[What you need to do]
Each line below should be retyped exactly, with no pictures.

[Data rows]
============================================================

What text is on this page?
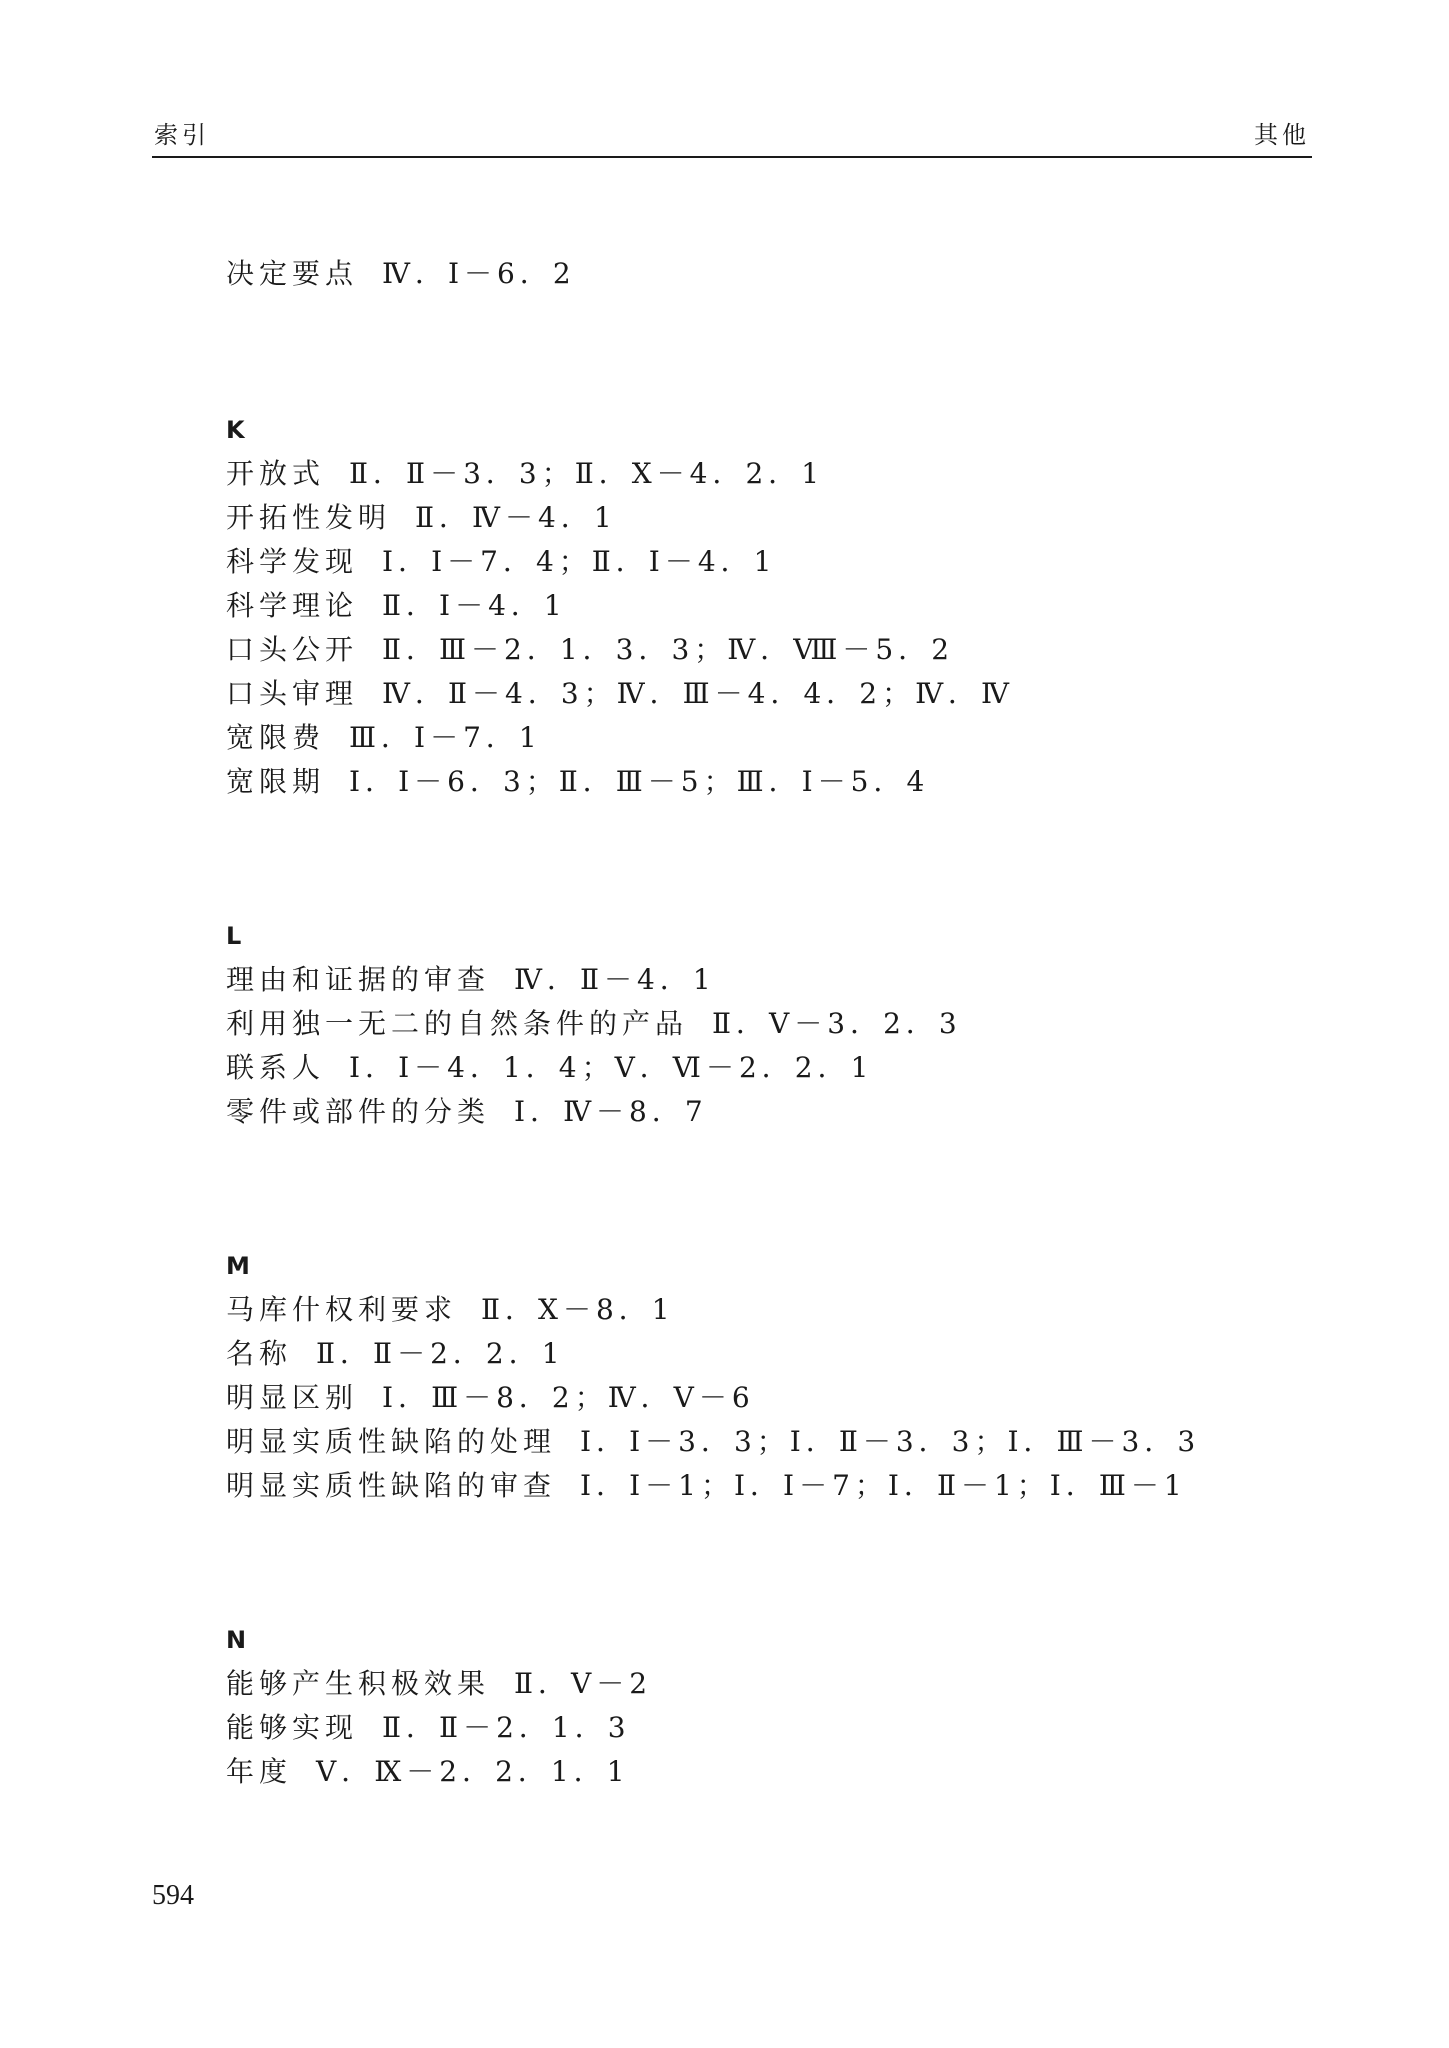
索引	其他
决定要点 Ⅳ．Ⅰ－6．2
K
开放式 Ⅱ．Ⅱ－3．3；Ⅱ．Ⅹ－4．2．1
开拓性发明 Ⅱ．Ⅳ－4．1
科学发现 Ⅰ．Ⅰ－7．4；Ⅱ．Ⅰ－4．1
科学理论 Ⅱ．Ⅰ－4．1
口头公开 Ⅱ．Ⅲ－2．1．3．3；Ⅳ．Ⅷ－5．2
口头审理 Ⅳ．Ⅱ－4．3；Ⅳ．Ⅲ－4．4．2；Ⅳ．Ⅳ
宽限费 Ⅲ．Ⅰ－7．1
宽限期 Ⅰ．Ⅰ－6．3；Ⅱ．Ⅲ－5；Ⅲ．Ⅰ－5．4
L
理由和证据的审查 Ⅳ．Ⅱ－4．1
利用独一无二的自然条件的产品 Ⅱ．Ⅴ－3．2．3
联系人 Ⅰ．Ⅰ－4．1．4；Ⅴ．Ⅵ－2．2．1
零件或部件的分类 Ⅰ．Ⅳ－8．7
M
马库什权利要求 Ⅱ．Ⅹ－8．1
名称 Ⅱ．Ⅱ－2．2．1
明显区别 Ⅰ．Ⅲ－8．2；Ⅳ．Ⅴ－6
明显实质性缺陷的处理 Ⅰ．Ⅰ－3．3；Ⅰ．Ⅱ－3．3；Ⅰ．Ⅲ－3．3
明显实质性缺陷的审查 Ⅰ．Ⅰ－1；Ⅰ．Ⅰ－7；Ⅰ．Ⅱ－1；Ⅰ．Ⅲ－1
N
能够产生积极效果 Ⅱ．Ⅴ－2
能够实现 Ⅱ．Ⅱ－2．1．3
年度 Ⅴ．Ⅸ－2．2．1．1
594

============================================================

[Exercise output]
What text is on this page?
索引	其他
决定要点 Ⅳ．Ⅰ－6．2
K
开放式 Ⅱ．Ⅱ－3．3；Ⅱ．Ⅹ－4．2．1
开拓性发明 Ⅱ．Ⅳ－4．1
科学发现 Ⅰ．Ⅰ－7．4；Ⅱ．Ⅰ－4．1
科学理论 Ⅱ．Ⅰ－4．1
口头公开 Ⅱ．Ⅲ－2．1．3．3；Ⅳ．Ⅷ－5．2
口头审理 Ⅳ．Ⅱ－4．3；Ⅳ．Ⅲ－4．4．2；Ⅳ．Ⅳ
宽限费 Ⅲ．Ⅰ－7．1
宽限期 Ⅰ．Ⅰ－6．3；Ⅱ．Ⅲ－5；Ⅲ．Ⅰ－5．4
L
理由和证据的审查 Ⅳ．Ⅱ－4．1
利用独一无二的自然条件的产品 Ⅱ．Ⅴ－3．2．3
联系人 Ⅰ．Ⅰ－4．1．4；Ⅴ．Ⅵ－2．2．1
零件或部件的分类 Ⅰ．Ⅳ－8．7
M
马库什权利要求 Ⅱ．Ⅹ－8．1
名称 Ⅱ．Ⅱ－2．2．1
明显区别 Ⅰ．Ⅲ－8．2；Ⅳ．Ⅴ－6
明显实质性缺陷的处理 Ⅰ．Ⅰ－3．3；Ⅰ．Ⅱ－3．3；Ⅰ．Ⅲ－3．3
明显实质性缺陷的审查 Ⅰ．Ⅰ－1；Ⅰ．Ⅰ－7；Ⅰ．Ⅱ－1；Ⅰ．Ⅲ－1
N
能够产生积极效果 Ⅱ．Ⅴ－2
能够实现 Ⅱ．Ⅱ－2．1．3
年度 Ⅴ．Ⅸ－2．2．1．1
594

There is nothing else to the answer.